Keep only the lines that hold the string "this", filtering out the rest of the entries below.

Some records
>>>
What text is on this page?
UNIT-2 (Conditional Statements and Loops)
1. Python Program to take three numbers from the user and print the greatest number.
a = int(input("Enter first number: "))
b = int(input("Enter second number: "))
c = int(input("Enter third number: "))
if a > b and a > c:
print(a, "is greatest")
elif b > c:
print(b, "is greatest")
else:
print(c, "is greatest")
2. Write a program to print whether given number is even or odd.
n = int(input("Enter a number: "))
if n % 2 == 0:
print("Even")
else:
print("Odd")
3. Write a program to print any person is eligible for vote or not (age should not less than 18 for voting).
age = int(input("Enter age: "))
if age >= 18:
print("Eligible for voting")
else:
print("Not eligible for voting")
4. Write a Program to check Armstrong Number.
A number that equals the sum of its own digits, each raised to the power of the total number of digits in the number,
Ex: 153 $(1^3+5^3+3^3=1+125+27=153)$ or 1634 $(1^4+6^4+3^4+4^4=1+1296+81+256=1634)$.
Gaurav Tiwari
<<<
>>>
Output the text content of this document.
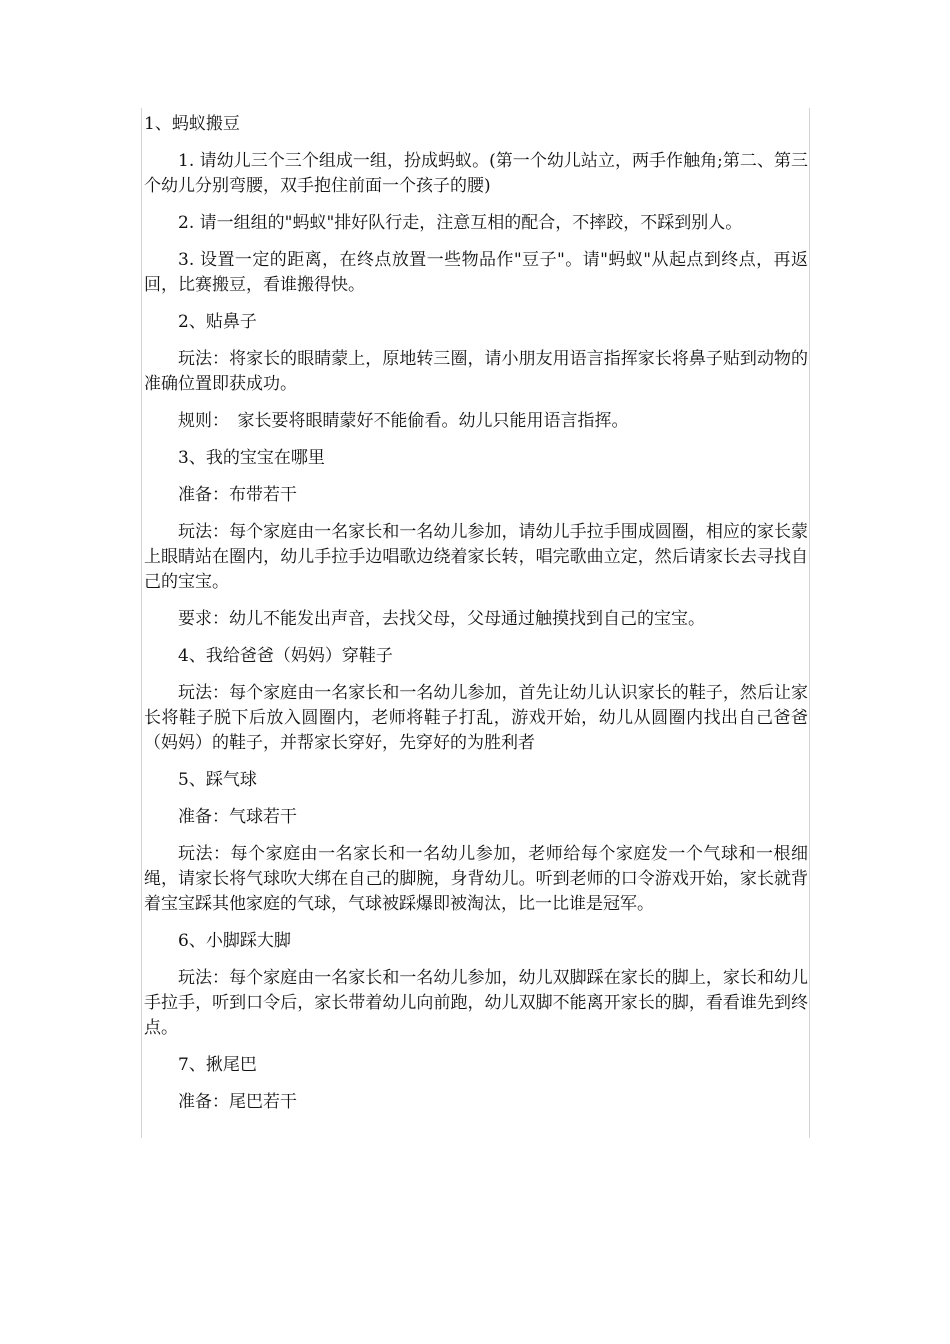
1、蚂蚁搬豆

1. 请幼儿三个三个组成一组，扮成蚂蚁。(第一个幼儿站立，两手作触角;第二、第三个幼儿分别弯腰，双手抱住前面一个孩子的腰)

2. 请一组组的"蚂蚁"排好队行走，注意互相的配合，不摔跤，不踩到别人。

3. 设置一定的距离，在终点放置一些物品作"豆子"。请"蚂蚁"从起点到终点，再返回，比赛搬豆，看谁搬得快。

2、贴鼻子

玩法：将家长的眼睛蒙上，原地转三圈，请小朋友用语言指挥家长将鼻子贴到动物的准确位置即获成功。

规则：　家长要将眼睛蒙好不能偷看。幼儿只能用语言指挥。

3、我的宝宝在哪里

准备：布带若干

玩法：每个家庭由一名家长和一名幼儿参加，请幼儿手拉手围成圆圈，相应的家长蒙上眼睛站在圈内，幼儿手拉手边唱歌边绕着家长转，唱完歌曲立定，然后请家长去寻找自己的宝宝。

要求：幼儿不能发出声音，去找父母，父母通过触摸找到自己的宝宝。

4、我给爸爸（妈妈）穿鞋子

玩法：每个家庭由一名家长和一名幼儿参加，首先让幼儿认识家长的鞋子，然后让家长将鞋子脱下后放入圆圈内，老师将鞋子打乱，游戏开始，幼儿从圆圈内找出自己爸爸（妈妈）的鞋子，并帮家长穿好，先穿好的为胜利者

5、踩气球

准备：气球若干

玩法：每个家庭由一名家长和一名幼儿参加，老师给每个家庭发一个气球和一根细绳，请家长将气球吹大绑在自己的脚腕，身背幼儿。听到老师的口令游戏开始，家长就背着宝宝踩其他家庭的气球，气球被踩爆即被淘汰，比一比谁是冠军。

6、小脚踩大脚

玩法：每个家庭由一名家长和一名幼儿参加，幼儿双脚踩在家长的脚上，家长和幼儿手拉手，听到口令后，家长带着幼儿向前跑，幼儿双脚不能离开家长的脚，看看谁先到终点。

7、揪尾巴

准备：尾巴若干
<<<
## EXPECTED ANSWER
What text is on this page?
Output the text content of this document.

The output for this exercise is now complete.